• Required work: Using the material below, copy every line where "many" appears.

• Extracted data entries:
━━━━

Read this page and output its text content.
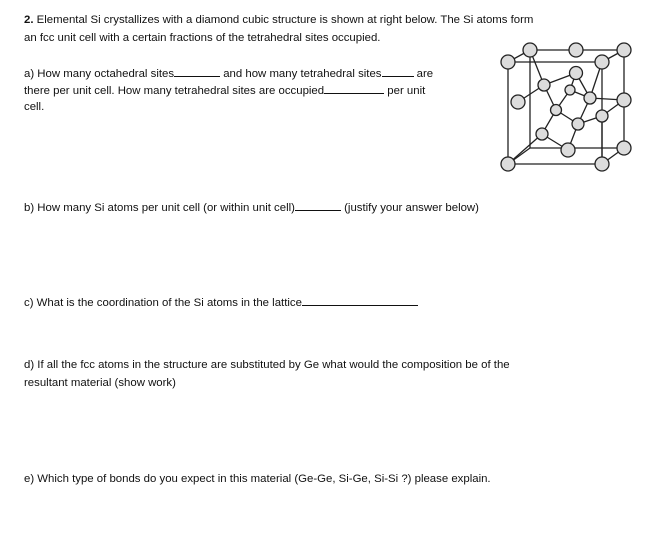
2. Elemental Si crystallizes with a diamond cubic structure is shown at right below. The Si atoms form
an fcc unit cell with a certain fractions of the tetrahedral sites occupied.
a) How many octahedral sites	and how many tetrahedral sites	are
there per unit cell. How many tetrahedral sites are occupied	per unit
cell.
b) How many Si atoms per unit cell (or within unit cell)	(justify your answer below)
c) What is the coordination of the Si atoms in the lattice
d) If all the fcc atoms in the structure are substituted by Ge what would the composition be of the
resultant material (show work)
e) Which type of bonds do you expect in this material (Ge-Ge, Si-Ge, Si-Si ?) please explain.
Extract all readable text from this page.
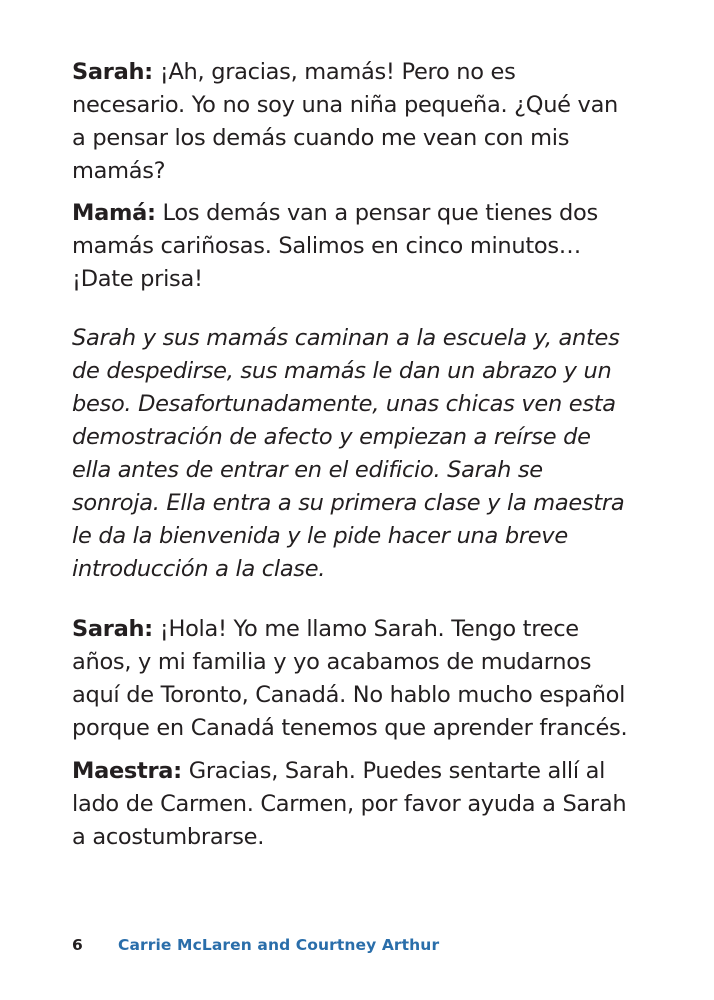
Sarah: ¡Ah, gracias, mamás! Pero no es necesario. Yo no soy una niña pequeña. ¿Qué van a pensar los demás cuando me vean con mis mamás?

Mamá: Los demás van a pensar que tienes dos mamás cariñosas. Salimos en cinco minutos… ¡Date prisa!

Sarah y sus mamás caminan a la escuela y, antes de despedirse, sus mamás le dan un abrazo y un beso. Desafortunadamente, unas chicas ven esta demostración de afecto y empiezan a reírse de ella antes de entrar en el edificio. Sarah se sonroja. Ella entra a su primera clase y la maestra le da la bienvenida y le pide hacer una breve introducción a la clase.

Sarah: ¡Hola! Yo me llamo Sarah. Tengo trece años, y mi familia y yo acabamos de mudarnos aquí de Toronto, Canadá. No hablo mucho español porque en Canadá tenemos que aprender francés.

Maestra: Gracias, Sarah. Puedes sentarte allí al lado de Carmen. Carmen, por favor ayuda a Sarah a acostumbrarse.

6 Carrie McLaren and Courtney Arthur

━━━━

• Answer to this problem:
a) How many octahedral sites	and how many tetrahedral sites	are
there per unit cell. How many tetrahedral sites are occupied	per unit
b) How many Si atoms per unit cell (or within unit cell)	(justify your answer below)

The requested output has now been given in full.